>>>>>

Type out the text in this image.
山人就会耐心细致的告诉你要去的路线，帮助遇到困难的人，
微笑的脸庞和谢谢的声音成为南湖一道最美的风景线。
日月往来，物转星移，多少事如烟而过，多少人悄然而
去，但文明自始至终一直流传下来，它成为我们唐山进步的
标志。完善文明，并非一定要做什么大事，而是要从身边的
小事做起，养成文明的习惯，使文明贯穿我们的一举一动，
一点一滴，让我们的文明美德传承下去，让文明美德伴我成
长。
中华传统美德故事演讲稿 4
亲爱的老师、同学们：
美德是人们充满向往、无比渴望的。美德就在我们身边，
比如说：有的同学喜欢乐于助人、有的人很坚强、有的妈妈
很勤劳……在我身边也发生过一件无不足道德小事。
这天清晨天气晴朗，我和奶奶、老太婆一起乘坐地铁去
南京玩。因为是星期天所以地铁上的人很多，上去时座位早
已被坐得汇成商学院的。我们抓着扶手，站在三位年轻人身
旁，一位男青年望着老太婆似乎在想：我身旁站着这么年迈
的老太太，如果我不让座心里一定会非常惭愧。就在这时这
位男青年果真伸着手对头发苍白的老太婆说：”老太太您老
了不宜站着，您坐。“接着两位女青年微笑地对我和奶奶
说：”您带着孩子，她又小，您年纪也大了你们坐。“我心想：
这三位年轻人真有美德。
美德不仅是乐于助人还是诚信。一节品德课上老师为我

<<<<<

● **TO BE DONE**: Repeat the preceding lines exactly, please, every one of them.

● **TASK RESULT**:
Type out the text in this image.
山人就会耐心细致的告诉你要去的路线，帮助遇到困难的人，
微笑的脸庞和谢谢的声音成为南湖一道最美的风景线。
日月往来，物转星移，多少事如烟而过，多少人悄然而
去，但文明自始至终一直流传下来，它成为我们唐山进步的
标志。完善文明，并非一定要做什么大事，而是要从身边的
小事做起，养成文明的习惯，使文明贯穿我们的一举一动，
一点一滴，让我们的文明美德传承下去，让文明美德伴我成
长。
中华传统美德故事演讲稿 4
亲爱的老师、同学们：
美德是人们充满向往、无比渴望的。美德就在我们身边，
比如说：有的同学喜欢乐于助人、有的人很坚强、有的妈妈
很勤劳……在我身边也发生过一件无不足道德小事。
这天清晨天气晴朗，我和奶奶、老太婆一起乘坐地铁去
南京玩。因为是星期天所以地铁上的人很多，上去时座位早
已被坐得汇成商学院的。我们抓着扶手，站在三位年轻人身
旁，一位男青年望着老太婆似乎在想：我身旁站着这么年迈
的老太太，如果我不让座心里一定会非常惭愧。就在这时这
位男青年果真伸着手对头发苍白的老太婆说：”老太太您老
了不宜站着，您坐。“接着两位女青年微笑地对我和奶奶
说：”您带着孩子，她又小，您年纪也大了你们坐。“我心想：
这三位年轻人真有美德。
美德不仅是乐于助人还是诚信。一节品德课上老师为我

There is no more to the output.